[Stored entries]
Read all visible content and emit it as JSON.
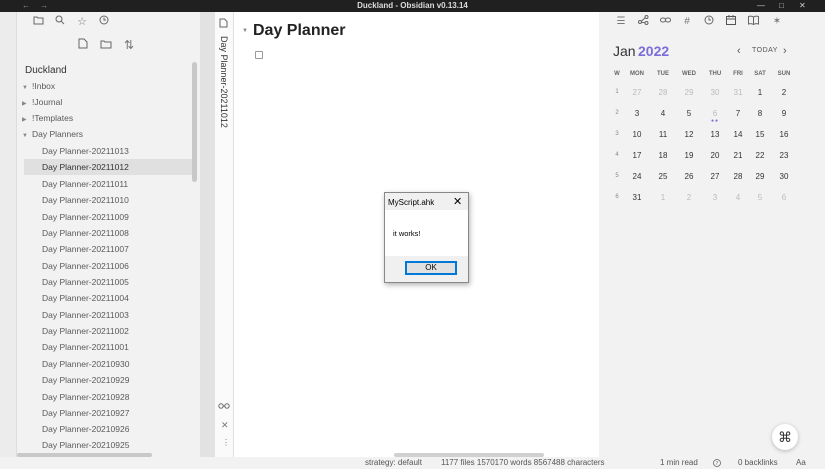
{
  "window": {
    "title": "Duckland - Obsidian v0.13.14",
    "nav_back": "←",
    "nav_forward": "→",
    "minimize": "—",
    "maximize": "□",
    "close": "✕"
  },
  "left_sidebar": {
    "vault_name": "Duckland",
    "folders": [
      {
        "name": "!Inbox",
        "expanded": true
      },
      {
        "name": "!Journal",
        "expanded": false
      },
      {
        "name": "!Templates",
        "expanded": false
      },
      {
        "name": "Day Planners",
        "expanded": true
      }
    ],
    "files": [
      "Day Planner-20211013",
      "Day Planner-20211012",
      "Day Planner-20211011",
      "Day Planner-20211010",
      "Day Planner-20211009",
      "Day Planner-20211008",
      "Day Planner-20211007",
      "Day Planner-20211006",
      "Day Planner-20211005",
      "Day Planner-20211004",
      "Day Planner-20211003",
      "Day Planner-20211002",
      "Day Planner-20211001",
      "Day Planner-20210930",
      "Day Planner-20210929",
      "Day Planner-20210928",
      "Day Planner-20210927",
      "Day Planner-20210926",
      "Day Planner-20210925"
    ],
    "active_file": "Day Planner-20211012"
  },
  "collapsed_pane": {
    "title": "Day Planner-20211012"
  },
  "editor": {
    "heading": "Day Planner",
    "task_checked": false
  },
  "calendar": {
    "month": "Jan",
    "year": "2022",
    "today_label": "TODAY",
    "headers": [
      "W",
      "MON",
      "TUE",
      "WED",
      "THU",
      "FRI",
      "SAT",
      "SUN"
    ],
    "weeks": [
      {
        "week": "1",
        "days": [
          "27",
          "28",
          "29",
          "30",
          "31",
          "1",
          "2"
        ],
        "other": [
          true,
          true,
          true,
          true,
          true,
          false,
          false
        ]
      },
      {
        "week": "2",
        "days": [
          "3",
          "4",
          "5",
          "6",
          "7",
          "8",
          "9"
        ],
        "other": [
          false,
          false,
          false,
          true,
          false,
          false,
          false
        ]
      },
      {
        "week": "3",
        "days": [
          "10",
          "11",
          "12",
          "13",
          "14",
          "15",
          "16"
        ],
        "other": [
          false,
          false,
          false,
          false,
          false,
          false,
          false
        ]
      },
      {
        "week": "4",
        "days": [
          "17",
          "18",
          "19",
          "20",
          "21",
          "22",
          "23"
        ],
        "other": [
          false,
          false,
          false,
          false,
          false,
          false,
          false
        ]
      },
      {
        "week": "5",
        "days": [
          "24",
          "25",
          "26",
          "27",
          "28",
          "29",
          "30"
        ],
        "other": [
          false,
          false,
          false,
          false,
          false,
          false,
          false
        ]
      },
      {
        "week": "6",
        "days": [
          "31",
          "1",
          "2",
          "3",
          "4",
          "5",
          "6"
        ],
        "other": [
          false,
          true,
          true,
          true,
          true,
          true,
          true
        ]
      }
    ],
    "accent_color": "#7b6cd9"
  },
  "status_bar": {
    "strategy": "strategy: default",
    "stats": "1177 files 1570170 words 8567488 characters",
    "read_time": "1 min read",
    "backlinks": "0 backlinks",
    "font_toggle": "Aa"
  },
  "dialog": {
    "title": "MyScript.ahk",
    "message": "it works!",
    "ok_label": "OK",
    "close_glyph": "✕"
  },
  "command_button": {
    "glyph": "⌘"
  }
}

...

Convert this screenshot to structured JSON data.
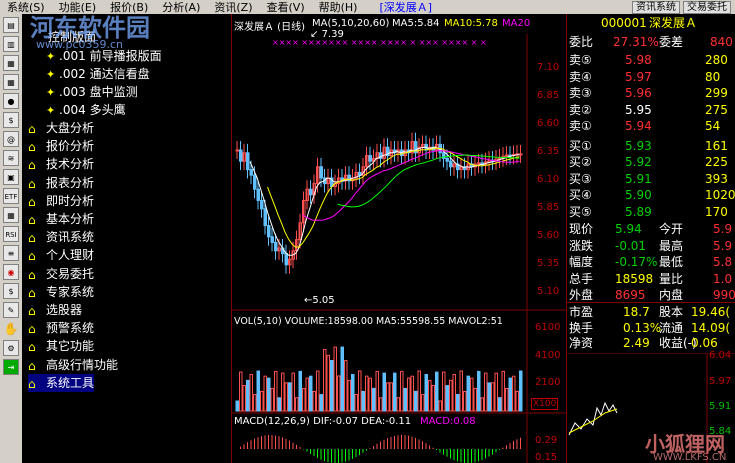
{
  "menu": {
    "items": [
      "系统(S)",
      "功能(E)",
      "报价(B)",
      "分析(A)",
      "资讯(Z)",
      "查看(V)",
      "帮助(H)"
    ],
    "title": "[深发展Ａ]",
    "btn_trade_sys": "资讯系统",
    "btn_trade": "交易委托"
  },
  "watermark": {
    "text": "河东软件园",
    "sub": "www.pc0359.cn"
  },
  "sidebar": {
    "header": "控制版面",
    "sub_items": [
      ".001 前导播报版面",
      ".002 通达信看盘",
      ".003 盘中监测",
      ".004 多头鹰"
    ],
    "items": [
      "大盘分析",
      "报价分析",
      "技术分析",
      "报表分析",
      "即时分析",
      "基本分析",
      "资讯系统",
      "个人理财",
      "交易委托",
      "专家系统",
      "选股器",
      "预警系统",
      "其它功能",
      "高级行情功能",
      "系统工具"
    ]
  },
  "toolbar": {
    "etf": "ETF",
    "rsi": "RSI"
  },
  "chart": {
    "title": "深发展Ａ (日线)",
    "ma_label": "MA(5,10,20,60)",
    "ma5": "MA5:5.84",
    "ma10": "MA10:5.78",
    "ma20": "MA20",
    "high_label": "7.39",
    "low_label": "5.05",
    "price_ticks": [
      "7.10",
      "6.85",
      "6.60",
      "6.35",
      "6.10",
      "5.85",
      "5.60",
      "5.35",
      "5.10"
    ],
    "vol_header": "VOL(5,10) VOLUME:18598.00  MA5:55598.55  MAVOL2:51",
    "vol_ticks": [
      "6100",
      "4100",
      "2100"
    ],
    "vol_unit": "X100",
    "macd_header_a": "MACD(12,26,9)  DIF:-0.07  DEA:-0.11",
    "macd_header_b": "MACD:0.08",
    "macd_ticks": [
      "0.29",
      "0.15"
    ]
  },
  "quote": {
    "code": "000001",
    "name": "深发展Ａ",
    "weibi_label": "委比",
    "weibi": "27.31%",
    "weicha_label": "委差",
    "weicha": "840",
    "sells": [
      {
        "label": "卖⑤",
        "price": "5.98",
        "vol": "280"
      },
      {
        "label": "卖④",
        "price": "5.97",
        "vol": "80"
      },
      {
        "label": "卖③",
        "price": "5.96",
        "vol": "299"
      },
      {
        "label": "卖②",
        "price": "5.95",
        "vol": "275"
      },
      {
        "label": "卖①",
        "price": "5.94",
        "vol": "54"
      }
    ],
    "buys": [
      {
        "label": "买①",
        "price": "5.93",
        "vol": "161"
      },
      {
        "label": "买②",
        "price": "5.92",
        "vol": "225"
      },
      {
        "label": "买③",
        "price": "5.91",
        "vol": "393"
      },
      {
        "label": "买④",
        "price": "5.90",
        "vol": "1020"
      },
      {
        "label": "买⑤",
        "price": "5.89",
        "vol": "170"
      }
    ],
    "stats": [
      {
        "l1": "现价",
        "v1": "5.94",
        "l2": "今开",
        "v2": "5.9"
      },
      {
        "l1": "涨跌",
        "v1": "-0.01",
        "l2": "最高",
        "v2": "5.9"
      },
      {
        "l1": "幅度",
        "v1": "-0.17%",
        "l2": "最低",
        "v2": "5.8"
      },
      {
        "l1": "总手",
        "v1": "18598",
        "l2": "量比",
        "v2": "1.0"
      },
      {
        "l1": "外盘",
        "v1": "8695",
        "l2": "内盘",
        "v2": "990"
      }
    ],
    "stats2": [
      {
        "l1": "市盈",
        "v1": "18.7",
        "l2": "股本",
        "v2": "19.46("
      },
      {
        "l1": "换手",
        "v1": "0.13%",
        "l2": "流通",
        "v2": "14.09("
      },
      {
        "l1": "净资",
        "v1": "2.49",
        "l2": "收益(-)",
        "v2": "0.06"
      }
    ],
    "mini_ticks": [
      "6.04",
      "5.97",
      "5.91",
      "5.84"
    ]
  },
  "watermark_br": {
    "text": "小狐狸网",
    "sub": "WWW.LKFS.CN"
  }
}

---

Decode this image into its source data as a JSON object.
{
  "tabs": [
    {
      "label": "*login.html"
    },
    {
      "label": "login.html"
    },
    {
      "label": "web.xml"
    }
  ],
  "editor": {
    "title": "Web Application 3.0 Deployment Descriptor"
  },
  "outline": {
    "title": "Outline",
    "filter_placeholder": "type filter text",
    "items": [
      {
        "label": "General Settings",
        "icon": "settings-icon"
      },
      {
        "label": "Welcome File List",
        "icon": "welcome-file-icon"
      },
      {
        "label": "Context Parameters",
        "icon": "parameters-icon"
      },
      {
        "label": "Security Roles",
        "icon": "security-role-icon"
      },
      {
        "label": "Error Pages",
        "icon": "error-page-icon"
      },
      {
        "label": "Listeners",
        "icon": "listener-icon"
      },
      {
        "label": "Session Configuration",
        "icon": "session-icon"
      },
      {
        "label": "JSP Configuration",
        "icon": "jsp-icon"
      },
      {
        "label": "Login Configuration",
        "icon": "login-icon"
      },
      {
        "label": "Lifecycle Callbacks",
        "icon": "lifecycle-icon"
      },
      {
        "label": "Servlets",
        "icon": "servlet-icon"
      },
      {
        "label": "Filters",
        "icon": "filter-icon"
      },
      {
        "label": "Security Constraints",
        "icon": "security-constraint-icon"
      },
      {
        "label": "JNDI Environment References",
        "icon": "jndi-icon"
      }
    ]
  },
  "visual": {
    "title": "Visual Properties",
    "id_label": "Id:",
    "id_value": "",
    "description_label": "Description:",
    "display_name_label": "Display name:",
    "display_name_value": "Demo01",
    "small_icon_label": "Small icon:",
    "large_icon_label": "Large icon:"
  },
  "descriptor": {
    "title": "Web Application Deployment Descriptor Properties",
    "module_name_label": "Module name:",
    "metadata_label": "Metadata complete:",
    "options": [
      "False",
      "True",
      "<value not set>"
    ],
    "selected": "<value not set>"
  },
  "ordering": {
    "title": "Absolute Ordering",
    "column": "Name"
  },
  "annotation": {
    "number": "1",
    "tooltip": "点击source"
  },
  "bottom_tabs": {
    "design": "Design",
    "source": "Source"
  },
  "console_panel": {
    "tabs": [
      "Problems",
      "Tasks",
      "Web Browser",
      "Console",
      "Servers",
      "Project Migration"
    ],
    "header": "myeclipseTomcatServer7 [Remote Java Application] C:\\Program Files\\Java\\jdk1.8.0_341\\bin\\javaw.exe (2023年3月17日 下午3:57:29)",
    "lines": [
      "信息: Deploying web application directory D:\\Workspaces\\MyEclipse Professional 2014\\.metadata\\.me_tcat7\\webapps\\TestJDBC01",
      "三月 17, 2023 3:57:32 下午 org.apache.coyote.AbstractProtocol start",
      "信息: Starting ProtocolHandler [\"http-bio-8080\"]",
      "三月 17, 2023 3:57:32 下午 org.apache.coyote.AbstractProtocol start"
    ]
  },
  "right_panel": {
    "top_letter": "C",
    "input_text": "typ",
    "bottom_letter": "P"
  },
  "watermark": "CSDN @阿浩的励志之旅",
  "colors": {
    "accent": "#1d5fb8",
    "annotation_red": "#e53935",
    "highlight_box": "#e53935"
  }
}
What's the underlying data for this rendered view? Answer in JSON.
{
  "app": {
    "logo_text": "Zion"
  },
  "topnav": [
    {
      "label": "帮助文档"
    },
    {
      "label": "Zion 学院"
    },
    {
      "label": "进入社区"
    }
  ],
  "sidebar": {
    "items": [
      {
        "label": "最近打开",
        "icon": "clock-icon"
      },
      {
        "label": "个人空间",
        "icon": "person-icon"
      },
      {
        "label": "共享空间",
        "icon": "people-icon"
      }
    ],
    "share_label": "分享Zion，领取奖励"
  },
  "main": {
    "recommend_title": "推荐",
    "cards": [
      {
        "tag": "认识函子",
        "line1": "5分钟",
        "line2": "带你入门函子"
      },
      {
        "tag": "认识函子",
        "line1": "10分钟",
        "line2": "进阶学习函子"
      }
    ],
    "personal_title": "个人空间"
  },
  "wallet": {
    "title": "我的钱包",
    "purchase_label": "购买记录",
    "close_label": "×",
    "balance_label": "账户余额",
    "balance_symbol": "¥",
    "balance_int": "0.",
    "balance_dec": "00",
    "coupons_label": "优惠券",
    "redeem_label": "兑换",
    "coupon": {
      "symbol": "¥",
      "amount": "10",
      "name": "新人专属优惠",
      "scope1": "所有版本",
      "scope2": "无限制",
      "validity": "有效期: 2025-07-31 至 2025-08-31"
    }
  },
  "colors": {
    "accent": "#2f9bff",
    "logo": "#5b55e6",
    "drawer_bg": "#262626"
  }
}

[Set task] Go through the material and copy out every line with "Deployment" in it.

[Exercise answer]
    "title": "Web Application 3.0 Deployment Descriptor"
    "title": "Web Application Deployment Descriptor Properties",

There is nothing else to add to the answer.